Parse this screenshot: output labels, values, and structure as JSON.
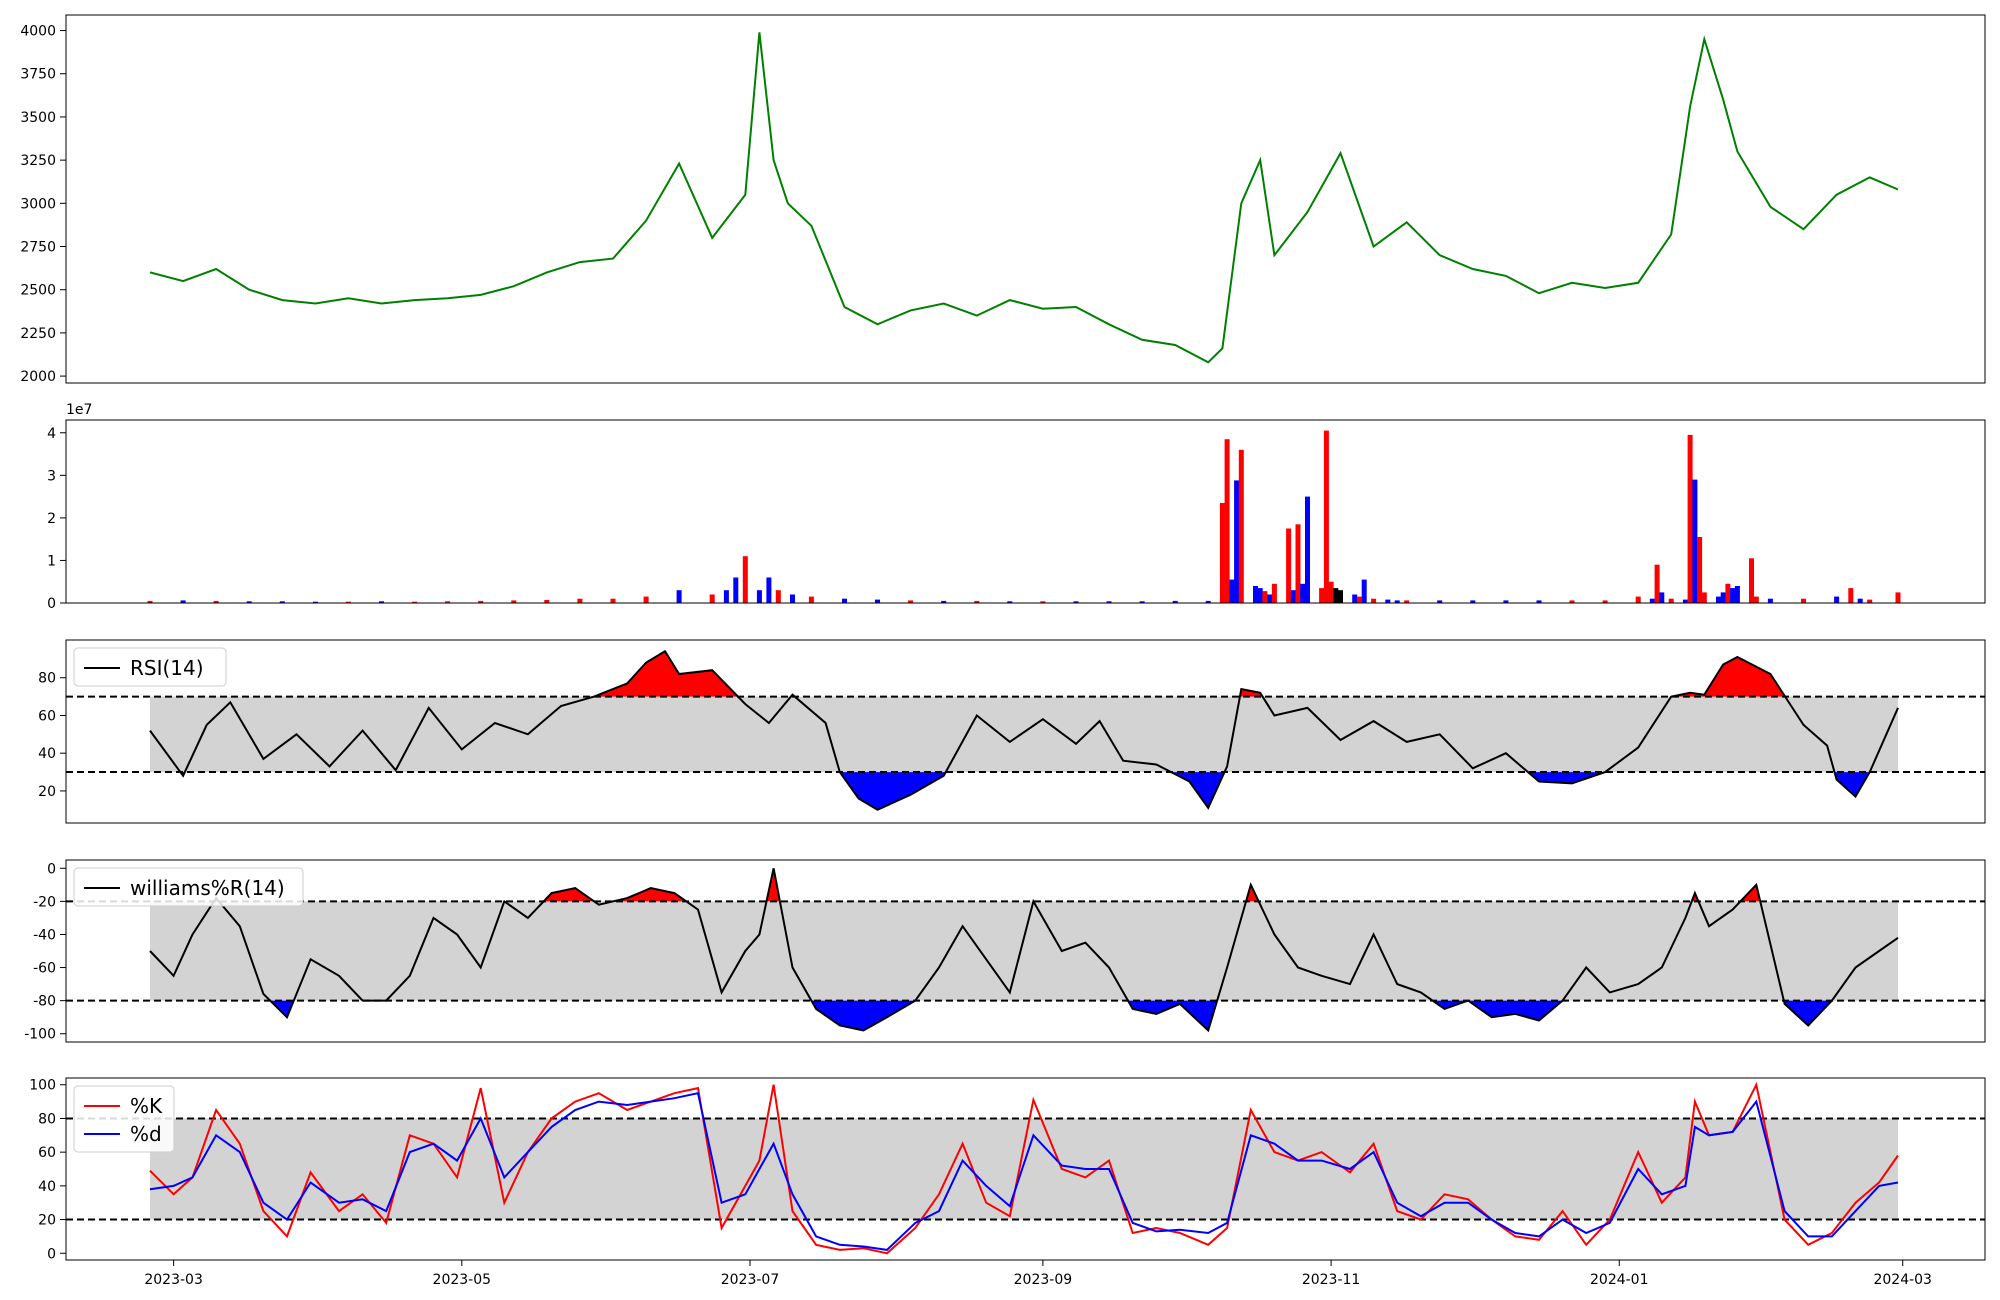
{
  "colors": {
    "price": "#008000",
    "vol_up": "#ff0000",
    "vol_down": "#0000ff",
    "vol_neutral": "#000000",
    "band": "#d3d3d3",
    "over": "#ff0000",
    "under": "#0000ff",
    "line": "#000000",
    "k": "#ff0000",
    "d": "#0000ff"
  },
  "chart_data": [
    {
      "id": "price",
      "type": "line",
      "title": "",
      "xlabel": "",
      "ylabel": "",
      "ylim": [
        1960,
        4090
      ],
      "yticks": [
        2000,
        2250,
        2500,
        2750,
        3000,
        3250,
        3500,
        3750,
        4000
      ],
      "xticks": [
        "2023-03",
        "2023-05",
        "2023-07",
        "2023-09",
        "2023-11",
        "2024-01",
        "2024-03"
      ],
      "grid": false,
      "x": [
        "2023-02-24",
        "2023-03-03",
        "2023-03-10",
        "2023-03-17",
        "2023-03-24",
        "2023-03-31",
        "2023-04-07",
        "2023-04-14",
        "2023-04-21",
        "2023-04-28",
        "2023-05-05",
        "2023-05-12",
        "2023-05-19",
        "2023-05-26",
        "2023-06-02",
        "2023-06-09",
        "2023-06-16",
        "2023-06-23",
        "2023-06-30",
        "2023-07-03",
        "2023-07-06",
        "2023-07-09",
        "2023-07-14",
        "2023-07-21",
        "2023-07-28",
        "2023-08-04",
        "2023-08-11",
        "2023-08-18",
        "2023-08-25",
        "2023-09-01",
        "2023-09-08",
        "2023-09-15",
        "2023-09-22",
        "2023-09-29",
        "2023-10-06",
        "2023-10-09",
        "2023-10-13",
        "2023-10-17",
        "2023-10-20",
        "2023-10-27",
        "2023-11-03",
        "2023-11-10",
        "2023-11-17",
        "2023-11-24",
        "2023-12-01",
        "2023-12-08",
        "2023-12-15",
        "2023-12-22",
        "2023-12-29",
        "2024-01-05",
        "2024-01-12",
        "2024-01-16",
        "2024-01-19",
        "2024-01-23",
        "2024-01-26",
        "2024-02-02",
        "2024-02-09",
        "2024-02-16",
        "2024-02-23",
        "2024-02-29"
      ],
      "values": [
        2600,
        2550,
        2620,
        2500,
        2440,
        2420,
        2450,
        2420,
        2440,
        2450,
        2470,
        2520,
        2600,
        2660,
        2680,
        2900,
        3230,
        2800,
        3050,
        3990,
        3250,
        3000,
        2870,
        2400,
        2300,
        2380,
        2420,
        2350,
        2440,
        2390,
        2400,
        2300,
        2210,
        2180,
        2080,
        2160,
        3000,
        3250,
        2700,
        2950,
        3290,
        2750,
        2890,
        2700,
        2620,
        2580,
        2480,
        2540,
        2510,
        2540,
        2820,
        3560,
        3950,
        3600,
        3300,
        2980,
        2850,
        3050,
        3150,
        3080
      ]
    },
    {
      "id": "volume",
      "type": "bar",
      "title": "",
      "ylim": [
        0,
        4.3
      ],
      "yticks": [
        0,
        1,
        2,
        3,
        4
      ],
      "yunit": "1e7",
      "x": [
        "2023-02-24",
        "2023-03-03",
        "2023-03-10",
        "2023-03-17",
        "2023-03-24",
        "2023-03-31",
        "2023-04-07",
        "2023-04-14",
        "2023-04-21",
        "2023-04-28",
        "2023-05-05",
        "2023-05-12",
        "2023-05-19",
        "2023-05-26",
        "2023-06-02",
        "2023-06-09",
        "2023-06-16",
        "2023-06-23",
        "2023-06-26",
        "2023-06-28",
        "2023-06-30",
        "2023-07-03",
        "2023-07-05",
        "2023-07-07",
        "2023-07-10",
        "2023-07-14",
        "2023-07-21",
        "2023-07-28",
        "2023-08-04",
        "2023-08-11",
        "2023-08-18",
        "2023-08-25",
        "2023-09-01",
        "2023-09-08",
        "2023-09-15",
        "2023-09-22",
        "2023-09-29",
        "2023-10-06",
        "2023-10-09",
        "2023-10-10",
        "2023-10-11",
        "2023-10-12",
        "2023-10-13",
        "2023-10-16",
        "2023-10-17",
        "2023-10-18",
        "2023-10-19",
        "2023-10-20",
        "2023-10-23",
        "2023-10-24",
        "2023-10-25",
        "2023-10-26",
        "2023-10-27",
        "2023-10-30",
        "2023-10-31",
        "2023-11-01",
        "2023-11-02",
        "2023-11-03",
        "2023-11-06",
        "2023-11-07",
        "2023-11-08",
        "2023-11-10",
        "2023-11-13",
        "2023-11-15",
        "2023-11-17",
        "2023-11-24",
        "2023-12-01",
        "2023-12-08",
        "2023-12-15",
        "2023-12-22",
        "2023-12-29",
        "2024-01-05",
        "2024-01-08",
        "2024-01-09",
        "2024-01-10",
        "2024-01-12",
        "2024-01-15",
        "2024-01-16",
        "2024-01-17",
        "2024-01-18",
        "2024-01-19",
        "2024-01-22",
        "2024-01-23",
        "2024-01-24",
        "2024-01-25",
        "2024-01-26",
        "2024-01-29",
        "2024-01-30",
        "2024-02-02",
        "2024-02-09",
        "2024-02-16",
        "2024-02-19",
        "2024-02-21",
        "2024-02-23",
        "2024-02-29"
      ],
      "values": [
        0.05,
        0.06,
        0.05,
        0.04,
        0.04,
        0.03,
        0.03,
        0.04,
        0.03,
        0.04,
        0.05,
        0.06,
        0.07,
        0.1,
        0.1,
        0.15,
        0.3,
        0.2,
        0.3,
        0.6,
        1.1,
        0.3,
        0.6,
        0.3,
        0.2,
        0.15,
        0.1,
        0.08,
        0.06,
        0.05,
        0.05,
        0.04,
        0.04,
        0.04,
        0.04,
        0.04,
        0.05,
        0.05,
        2.35,
        3.85,
        0.55,
        2.88,
        3.6,
        0.4,
        0.35,
        0.28,
        0.2,
        0.45,
        1.75,
        0.3,
        1.85,
        0.45,
        2.5,
        0.35,
        4.05,
        0.5,
        0.35,
        0.3,
        0.2,
        0.15,
        0.55,
        0.1,
        0.08,
        0.06,
        0.06,
        0.06,
        0.06,
        0.06,
        0.06,
        0.06,
        0.06,
        0.15,
        0.1,
        0.9,
        0.25,
        0.1,
        0.08,
        3.95,
        2.9,
        1.55,
        0.25,
        0.15,
        0.25,
        0.45,
        0.35,
        0.4,
        1.05,
        0.15,
        0.1,
        0.1,
        0.15,
        0.35,
        0.1,
        0.08,
        0.25
      ],
      "direction": [
        "u",
        "d",
        "u",
        "d",
        "d",
        "d",
        "u",
        "d",
        "u",
        "u",
        "u",
        "u",
        "u",
        "u",
        "u",
        "u",
        "d",
        "u",
        "d",
        "d",
        "u",
        "d",
        "d",
        "u",
        "d",
        "u",
        "d",
        "d",
        "u",
        "d",
        "u",
        "d",
        "u",
        "d",
        "d",
        "d",
        "d",
        "d",
        "u",
        "u",
        "d",
        "d",
        "u",
        "d",
        "d",
        "u",
        "d",
        "u",
        "u",
        "d",
        "u",
        "d",
        "d",
        "u",
        "u",
        "u",
        "n",
        "n",
        "d",
        "u",
        "d",
        "u",
        "d",
        "d",
        "u",
        "d",
        "d",
        "d",
        "d",
        "u",
        "u",
        "u",
        "d",
        "u",
        "d",
        "u",
        "d",
        "u",
        "d",
        "u",
        "u",
        "d",
        "d",
        "u",
        "d",
        "d",
        "u",
        "u",
        "d",
        "u",
        "d",
        "u",
        "d",
        "u",
        "u"
      ]
    },
    {
      "id": "rsi",
      "type": "line",
      "title": "",
      "ylim": [
        3,
        100
      ],
      "yticks": [
        20,
        40,
        60,
        80
      ],
      "thresholds": [
        30,
        70
      ],
      "legend": {
        "label": "RSI(14)",
        "loc": "upper-left"
      },
      "x": [
        "2023-02-24",
        "2023-03-03",
        "2023-03-08",
        "2023-03-13",
        "2023-03-20",
        "2023-03-27",
        "2023-04-03",
        "2023-04-10",
        "2023-04-17",
        "2023-04-24",
        "2023-05-01",
        "2023-05-08",
        "2023-05-15",
        "2023-05-22",
        "2023-05-29",
        "2023-06-05",
        "2023-06-09",
        "2023-06-13",
        "2023-06-16",
        "2023-06-23",
        "2023-06-30",
        "2023-07-05",
        "2023-07-10",
        "2023-07-17",
        "2023-07-20",
        "2023-07-24",
        "2023-07-28",
        "2023-08-04",
        "2023-08-11",
        "2023-08-18",
        "2023-08-25",
        "2023-09-01",
        "2023-09-08",
        "2023-09-13",
        "2023-09-18",
        "2023-09-25",
        "2023-10-02",
        "2023-10-06",
        "2023-10-10",
        "2023-10-13",
        "2023-10-17",
        "2023-10-20",
        "2023-10-27",
        "2023-11-03",
        "2023-11-10",
        "2023-11-17",
        "2023-11-24",
        "2023-12-01",
        "2023-12-08",
        "2023-12-15",
        "2023-12-22",
        "2023-12-29",
        "2024-01-05",
        "2024-01-12",
        "2024-01-16",
        "2024-01-19",
        "2024-01-23",
        "2024-01-26",
        "2024-02-02",
        "2024-02-09",
        "2024-02-14",
        "2024-02-16",
        "2024-02-20",
        "2024-02-23",
        "2024-02-29"
      ],
      "values": [
        52,
        28,
        55,
        67,
        37,
        50,
        33,
        52,
        31,
        64,
        42,
        56,
        50,
        65,
        70,
        77,
        88,
        94,
        82,
        84,
        66,
        56,
        71,
        56,
        30,
        16,
        10,
        18,
        28,
        60,
        46,
        58,
        45,
        57,
        36,
        34,
        25,
        11,
        33,
        74,
        72,
        60,
        64,
        47,
        57,
        46,
        50,
        32,
        40,
        25,
        24,
        30,
        43,
        70,
        72,
        71,
        87,
        91,
        82,
        55,
        44,
        26,
        17,
        30,
        64
      ]
    },
    {
      "id": "williams",
      "type": "line",
      "title": "",
      "ylim": [
        -105,
        5
      ],
      "yticks": [
        -100,
        -80,
        -60,
        -40,
        -20,
        0
      ],
      "thresholds": [
        -80,
        -20
      ],
      "legend": {
        "label": "williams%R(14)",
        "loc": "upper-left"
      },
      "x": [
        "2023-02-24",
        "2023-03-01",
        "2023-03-05",
        "2023-03-10",
        "2023-03-15",
        "2023-03-20",
        "2023-03-25",
        "2023-03-30",
        "2023-04-05",
        "2023-04-10",
        "2023-04-15",
        "2023-04-20",
        "2023-04-25",
        "2023-04-30",
        "2023-05-05",
        "2023-05-10",
        "2023-05-15",
        "2023-05-20",
        "2023-05-25",
        "2023-05-30",
        "2023-06-05",
        "2023-06-10",
        "2023-06-15",
        "2023-06-20",
        "2023-06-25",
        "2023-06-30",
        "2023-07-03",
        "2023-07-06",
        "2023-07-10",
        "2023-07-15",
        "2023-07-20",
        "2023-07-25",
        "2023-07-30",
        "2023-08-05",
        "2023-08-10",
        "2023-08-15",
        "2023-08-20",
        "2023-08-25",
        "2023-08-30",
        "2023-09-05",
        "2023-09-10",
        "2023-09-15",
        "2023-09-20",
        "2023-09-25",
        "2023-09-30",
        "2023-10-06",
        "2023-10-10",
        "2023-10-15",
        "2023-10-20",
        "2023-10-25",
        "2023-10-30",
        "2023-11-05",
        "2023-11-10",
        "2023-11-15",
        "2023-11-20",
        "2023-11-25",
        "2023-11-30",
        "2023-12-05",
        "2023-12-10",
        "2023-12-15",
        "2023-12-20",
        "2023-12-25",
        "2023-12-30",
        "2024-01-05",
        "2024-01-10",
        "2024-01-15",
        "2024-01-17",
        "2024-01-20",
        "2024-01-25",
        "2024-01-30",
        "2024-02-05",
        "2024-02-10",
        "2024-02-15",
        "2024-02-20",
        "2024-02-25",
        "2024-02-29"
      ],
      "values": [
        -50,
        -65,
        -40,
        -18,
        -35,
        -76,
        -90,
        -55,
        -65,
        -80,
        -80,
        -65,
        -30,
        -40,
        -60,
        -20,
        -30,
        -15,
        -12,
        -22,
        -18,
        -12,
        -15,
        -25,
        -75,
        -50,
        -40,
        0,
        -60,
        -85,
        -95,
        -98,
        -90,
        -80,
        -60,
        -35,
        -55,
        -75,
        -20,
        -50,
        -45,
        -60,
        -85,
        -88,
        -82,
        -98,
        -60,
        -10,
        -40,
        -60,
        -65,
        -70,
        -40,
        -70,
        -75,
        -85,
        -80,
        -90,
        -88,
        -92,
        -80,
        -60,
        -75,
        -70,
        -60,
        -30,
        -15,
        -35,
        -25,
        -10,
        -82,
        -95,
        -80,
        -60,
        -50,
        -42
      ]
    },
    {
      "id": "stoch",
      "type": "line",
      "title": "",
      "ylim": [
        -4,
        104
      ],
      "yticks": [
        0,
        20,
        40,
        60,
        80,
        100
      ],
      "thresholds": [
        20,
        80
      ],
      "legend": {
        "labels": [
          "%K",
          "%d"
        ],
        "loc": "upper-left"
      },
      "x": [
        "2023-02-24",
        "2023-03-01",
        "2023-03-05",
        "2023-03-10",
        "2023-03-15",
        "2023-03-20",
        "2023-03-25",
        "2023-03-30",
        "2023-04-05",
        "2023-04-10",
        "2023-04-15",
        "2023-04-20",
        "2023-04-25",
        "2023-04-30",
        "2023-05-05",
        "2023-05-10",
        "2023-05-15",
        "2023-05-20",
        "2023-05-25",
        "2023-05-30",
        "2023-06-05",
        "2023-06-10",
        "2023-06-15",
        "2023-06-20",
        "2023-06-25",
        "2023-06-30",
        "2023-07-03",
        "2023-07-06",
        "2023-07-10",
        "2023-07-15",
        "2023-07-20",
        "2023-07-25",
        "2023-07-30",
        "2023-08-05",
        "2023-08-10",
        "2023-08-15",
        "2023-08-20",
        "2023-08-25",
        "2023-08-30",
        "2023-09-05",
        "2023-09-10",
        "2023-09-15",
        "2023-09-20",
        "2023-09-25",
        "2023-09-30",
        "2023-10-06",
        "2023-10-10",
        "2023-10-15",
        "2023-10-20",
        "2023-10-25",
        "2023-10-30",
        "2023-11-05",
        "2023-11-10",
        "2023-11-15",
        "2023-11-20",
        "2023-11-25",
        "2023-11-30",
        "2023-12-05",
        "2023-12-10",
        "2023-12-15",
        "2023-12-20",
        "2023-12-25",
        "2023-12-30",
        "2024-01-05",
        "2024-01-10",
        "2024-01-15",
        "2024-01-17",
        "2024-01-20",
        "2024-01-25",
        "2024-01-30",
        "2024-02-05",
        "2024-02-10",
        "2024-02-15",
        "2024-02-20",
        "2024-02-25",
        "2024-02-29"
      ],
      "series": [
        {
          "name": "%K",
          "values": [
            49,
            35,
            45,
            85,
            65,
            25,
            10,
            48,
            25,
            35,
            18,
            70,
            65,
            45,
            98,
            30,
            60,
            80,
            90,
            95,
            85,
            90,
            95,
            98,
            15,
            40,
            55,
            100,
            25,
            5,
            2,
            3,
            0,
            15,
            35,
            65,
            30,
            22,
            91,
            50,
            45,
            55,
            12,
            15,
            12,
            5,
            15,
            85,
            60,
            55,
            60,
            48,
            65,
            25,
            20,
            35,
            32,
            20,
            10,
            8,
            25,
            5,
            20,
            60,
            30,
            45,
            90,
            70,
            72,
            100,
            20,
            5,
            12,
            30,
            42,
            58
          ]
        },
        {
          "name": "%d",
          "values": [
            38,
            40,
            45,
            70,
            60,
            30,
            20,
            42,
            30,
            32,
            25,
            60,
            65,
            55,
            80,
            45,
            60,
            75,
            85,
            90,
            88,
            90,
            92,
            95,
            30,
            35,
            50,
            65,
            35,
            10,
            5,
            4,
            2,
            18,
            25,
            55,
            40,
            28,
            70,
            52,
            50,
            50,
            18,
            13,
            14,
            12,
            18,
            70,
            65,
            55,
            55,
            50,
            60,
            30,
            22,
            30,
            30,
            20,
            12,
            10,
            20,
            12,
            18,
            50,
            35,
            40,
            75,
            70,
            72,
            90,
            25,
            10,
            10,
            25,
            40,
            42
          ]
        }
      ]
    }
  ]
}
·····
→ **BRIEF**
From the material above, gather all lines that include the string "labels" and copy them.

→ **TASK ANSWER**
Parse this screenshot: output labels, values, and structure as JSON.
        "labels": [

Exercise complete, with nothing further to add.